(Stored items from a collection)
-- Begin --
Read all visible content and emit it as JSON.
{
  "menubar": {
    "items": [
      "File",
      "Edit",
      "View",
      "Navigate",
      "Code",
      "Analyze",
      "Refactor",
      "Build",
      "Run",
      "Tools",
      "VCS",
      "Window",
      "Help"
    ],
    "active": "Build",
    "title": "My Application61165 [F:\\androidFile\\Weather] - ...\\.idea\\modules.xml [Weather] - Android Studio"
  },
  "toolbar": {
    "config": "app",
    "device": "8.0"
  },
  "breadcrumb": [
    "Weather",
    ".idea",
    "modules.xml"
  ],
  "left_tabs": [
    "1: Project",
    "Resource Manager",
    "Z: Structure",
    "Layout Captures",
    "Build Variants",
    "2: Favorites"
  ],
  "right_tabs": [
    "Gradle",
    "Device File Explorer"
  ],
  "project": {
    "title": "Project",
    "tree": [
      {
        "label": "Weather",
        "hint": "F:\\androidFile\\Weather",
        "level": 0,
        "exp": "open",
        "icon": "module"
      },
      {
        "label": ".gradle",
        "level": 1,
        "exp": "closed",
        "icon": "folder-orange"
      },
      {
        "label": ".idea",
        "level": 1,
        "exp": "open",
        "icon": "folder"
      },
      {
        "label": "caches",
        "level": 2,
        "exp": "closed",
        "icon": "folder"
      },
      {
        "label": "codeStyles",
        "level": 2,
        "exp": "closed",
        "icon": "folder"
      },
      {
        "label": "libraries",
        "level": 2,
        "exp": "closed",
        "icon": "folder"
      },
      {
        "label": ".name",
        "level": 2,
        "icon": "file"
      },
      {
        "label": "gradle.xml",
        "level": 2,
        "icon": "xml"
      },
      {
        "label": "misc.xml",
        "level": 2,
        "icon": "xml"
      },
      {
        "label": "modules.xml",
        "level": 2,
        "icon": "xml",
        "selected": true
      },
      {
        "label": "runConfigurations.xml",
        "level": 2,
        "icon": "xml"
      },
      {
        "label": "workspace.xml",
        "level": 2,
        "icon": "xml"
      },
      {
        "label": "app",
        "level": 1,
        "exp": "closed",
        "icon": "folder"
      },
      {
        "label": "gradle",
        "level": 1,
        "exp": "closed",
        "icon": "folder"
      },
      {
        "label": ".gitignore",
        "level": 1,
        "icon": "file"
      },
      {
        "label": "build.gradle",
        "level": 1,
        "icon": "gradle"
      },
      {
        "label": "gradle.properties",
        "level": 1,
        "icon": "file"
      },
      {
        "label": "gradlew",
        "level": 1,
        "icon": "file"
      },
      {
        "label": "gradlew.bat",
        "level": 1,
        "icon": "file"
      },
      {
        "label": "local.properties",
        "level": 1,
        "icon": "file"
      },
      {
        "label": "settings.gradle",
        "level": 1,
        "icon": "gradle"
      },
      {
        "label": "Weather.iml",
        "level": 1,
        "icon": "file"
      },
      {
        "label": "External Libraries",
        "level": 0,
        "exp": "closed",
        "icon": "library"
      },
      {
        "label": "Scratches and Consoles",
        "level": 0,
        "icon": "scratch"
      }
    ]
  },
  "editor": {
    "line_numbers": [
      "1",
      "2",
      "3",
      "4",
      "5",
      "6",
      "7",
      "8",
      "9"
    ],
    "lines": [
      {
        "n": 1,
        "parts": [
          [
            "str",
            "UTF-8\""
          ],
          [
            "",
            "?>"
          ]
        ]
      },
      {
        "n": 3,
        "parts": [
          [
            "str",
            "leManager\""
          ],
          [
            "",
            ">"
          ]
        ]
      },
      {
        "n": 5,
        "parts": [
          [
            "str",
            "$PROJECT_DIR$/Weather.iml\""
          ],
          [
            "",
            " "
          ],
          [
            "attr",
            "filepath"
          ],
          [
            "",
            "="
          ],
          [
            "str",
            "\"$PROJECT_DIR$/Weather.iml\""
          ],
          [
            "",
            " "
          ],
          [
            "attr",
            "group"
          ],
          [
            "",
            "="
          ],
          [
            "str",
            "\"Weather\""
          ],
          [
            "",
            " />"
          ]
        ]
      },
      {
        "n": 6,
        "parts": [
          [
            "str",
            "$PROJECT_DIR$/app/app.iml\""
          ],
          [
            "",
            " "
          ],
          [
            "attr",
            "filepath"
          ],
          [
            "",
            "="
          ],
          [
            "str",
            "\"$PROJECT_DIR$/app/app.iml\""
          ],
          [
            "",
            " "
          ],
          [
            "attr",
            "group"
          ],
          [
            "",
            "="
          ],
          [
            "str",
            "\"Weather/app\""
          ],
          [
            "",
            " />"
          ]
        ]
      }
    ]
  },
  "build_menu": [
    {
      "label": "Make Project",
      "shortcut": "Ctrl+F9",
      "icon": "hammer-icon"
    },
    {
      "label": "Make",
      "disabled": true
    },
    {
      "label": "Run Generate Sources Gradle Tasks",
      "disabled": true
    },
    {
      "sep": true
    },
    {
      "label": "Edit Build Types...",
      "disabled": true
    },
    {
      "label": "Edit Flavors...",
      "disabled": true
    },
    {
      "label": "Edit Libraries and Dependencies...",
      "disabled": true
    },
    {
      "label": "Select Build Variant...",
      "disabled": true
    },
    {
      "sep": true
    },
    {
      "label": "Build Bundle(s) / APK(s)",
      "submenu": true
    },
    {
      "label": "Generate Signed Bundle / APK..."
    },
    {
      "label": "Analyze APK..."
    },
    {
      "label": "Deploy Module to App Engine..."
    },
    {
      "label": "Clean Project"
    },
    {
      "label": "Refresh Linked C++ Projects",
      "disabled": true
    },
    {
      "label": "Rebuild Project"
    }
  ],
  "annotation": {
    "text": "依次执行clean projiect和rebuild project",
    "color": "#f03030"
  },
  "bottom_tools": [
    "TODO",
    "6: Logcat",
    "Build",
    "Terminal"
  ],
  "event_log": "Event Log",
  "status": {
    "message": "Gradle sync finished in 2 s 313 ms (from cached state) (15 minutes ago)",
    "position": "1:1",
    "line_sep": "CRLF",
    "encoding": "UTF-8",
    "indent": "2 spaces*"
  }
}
-- End --
Send back every record, precisely as written.

Read all visible content and emit it as JSON.
{
  "menubar": {
    "items": [
      "File",
      "Edit",
      "View",
      "Navigate",
      "Code",
      "Analyze",
      "Refactor",
      "Build",
      "Run",
      "Tools",
      "VCS",
      "Window",
      "Help"
    ],
    "active": "Build",
    "title": "My Application61165 [F:\\androidFile\\Weather] - ...\\.idea\\modules.xml [Weather] - Android Studio"
  },
  "toolbar": {
    "config": "app",
    "device": "8.0"
  },
  "breadcrumb": [
    "Weather",
    ".idea",
    "modules.xml"
  ],
  "left_tabs": [
    "1: Project",
    "Resource Manager",
    "Z: Structure",
    "Layout Captures",
    "Build Variants",
    "2: Favorites"
  ],
  "right_tabs": [
    "Gradle",
    "Device File Explorer"
  ],
  "project": {
    "title": "Project",
    "tree": [
      {
        "label": "Weather",
        "hint": "F:\\androidFile\\Weather",
        "level": 0,
        "exp": "open",
        "icon": "module"
      },
      {
        "label": ".gradle",
        "level": 1,
        "exp": "closed",
        "icon": "folder-orange"
      },
      {
        "label": ".idea",
        "level": 1,
        "exp": "open",
        "icon": "folder"
      },
      {
        "label": "caches",
        "level": 2,
        "exp": "closed",
        "icon": "folder"
      },
      {
        "label": "codeStyles",
        "level": 2,
        "exp": "closed",
        "icon": "folder"
      },
      {
        "label": "libraries",
        "level": 2,
        "exp": "closed",
        "icon": "folder"
      },
      {
        "label": ".name",
        "level": 2,
        "icon": "file"
      },
      {
        "label": "gradle.xml",
        "level": 2,
        "icon": "xml"
      },
      {
        "label": "misc.xml",
        "level": 2,
        "icon": "xml"
      },
      {
        "label": "modules.xml",
        "level": 2,
        "icon": "xml",
        "selected": true
      },
      {
        "label": "runConfigurations.xml",
        "level": 2,
        "icon": "xml"
      },
      {
        "label": "workspace.xml",
        "level": 2,
        "icon": "xml"
      },
      {
        "label": "app",
        "level": 1,
        "exp": "closed",
        "icon": "folder"
      },
      {
        "label": "gradle",
        "level": 1,
        "exp": "closed",
        "icon": "folder"
      },
      {
        "label": ".gitignore",
        "level": 1,
        "icon": "file"
      },
      {
        "label": "build.gradle",
        "level": 1,
        "icon": "gradle"
      },
      {
        "label": "gradle.properties",
        "level": 1,
        "icon": "file"
      },
      {
        "label": "gradlew",
        "level": 1,
        "icon": "file"
      },
      {
        "label": "gradlew.bat",
        "level": 1,
        "icon": "file"
      },
      {
        "label": "local.properties",
        "level": 1,
        "icon": "file"
      },
      {
        "label": "settings.gradle",
        "level": 1,
        "icon": "gradle"
      },
      {
        "label": "Weather.iml",
        "level": 1,
        "icon": "file"
      },
      {
        "label": "External Libraries",
        "level": 0,
        "exp": "closed",
        "icon": "library"
      },
      {
        "label": "Scratches and Consoles",
        "level": 0,
        "icon": "scratch"
      }
    ]
  },
  "editor": {
    "line_numbers": [
      "1",
      "2",
      "3",
      "4",
      "5",
      "6",
      "7",
      "8",
      "9"
    ],
    "lines": [
      {
        "n": 1,
        "parts": [
          [
            "str",
            "UTF-8\""
          ],
          [
            "",
            "?>"
          ]
        ]
      },
      {
        "n": 3,
        "parts": [
          [
            "str",
            "leManager\""
          ],
          [
            "",
            ">"
          ]
        ]
      },
      {
        "n": 5,
        "parts": [
          [
            "str",
            "$PROJECT_DIR$/Weather.iml\""
          ],
          [
            "",
            " "
          ],
          [
            "attr",
            "filepath"
          ],
          [
            "",
            "="
          ],
          [
            "str",
            "\"$PROJECT_DIR$/Weather.iml\""
          ],
          [
            "",
            " "
          ],
          [
            "attr",
            "group"
          ],
          [
            "",
            "="
          ],
          [
            "str",
            "\"Weather\""
          ],
          [
            "",
            " />"
          ]
        ]
      },
      {
        "n": 6,
        "parts": [
          [
            "str",
            "$PROJECT_DIR$/app/app.iml\""
          ],
          [
            "",
            " "
          ],
          [
            "attr",
            "filepath"
          ],
          [
            "",
            "="
          ],
          [
            "str",
            "\"$PROJECT_DIR$/app/app.iml\""
          ],
          [
            "",
            " "
          ],
          [
            "attr",
            "group"
          ],
          [
            "",
            "="
          ],
          [
            "str",
            "\"Weather/app\""
          ],
          [
            "",
            " />"
          ]
        ]
      }
    ]
  },
  "build_menu": [
    {
      "label": "Make Project",
      "shortcut": "Ctrl+F9",
      "icon": "hammer-icon"
    },
    {
      "label": "Make",
      "disabled": true
    },
    {
      "label": "Run Generate Sources Gradle Tasks",
      "disabled": true
    },
    {
      "sep": true
    },
    {
      "label": "Edit Build Types...",
      "disabled": true
    },
    {
      "label": "Edit Flavors...",
      "disabled": true
    },
    {
      "label": "Edit Libraries and Dependencies...",
      "disabled": true
    },
    {
      "label": "Select Build Variant...",
      "disabled": true
    },
    {
      "sep": true
    },
    {
      "label": "Build Bundle(s) / APK(s)",
      "submenu": true
    },
    {
      "label": "Generate Signed Bundle / APK..."
    },
    {
      "label": "Analyze APK..."
    },
    {
      "label": "Deploy Module to App Engine..."
    },
    {
      "label": "Clean Project"
    },
    {
      "label": "Refresh Linked C++ Projects",
      "disabled": true
    },
    {
      "label": "Rebuild Project"
    }
  ],
  "annotation": {
    "text": "依次执行clean projiect和rebuild project",
    "color": "#f03030"
  },
  "bottom_tools": [
    "TODO",
    "6: Logcat",
    "Build",
    "Terminal"
  ],
  "event_log": "Event Log",
  "status": {
    "message": "Gradle sync finished in 2 s 313 ms (from cached state) (15 minutes ago)",
    "position": "1:1",
    "line_sep": "CRLF",
    "encoding": "UTF-8",
    "indent": "2 spaces*"
  }
}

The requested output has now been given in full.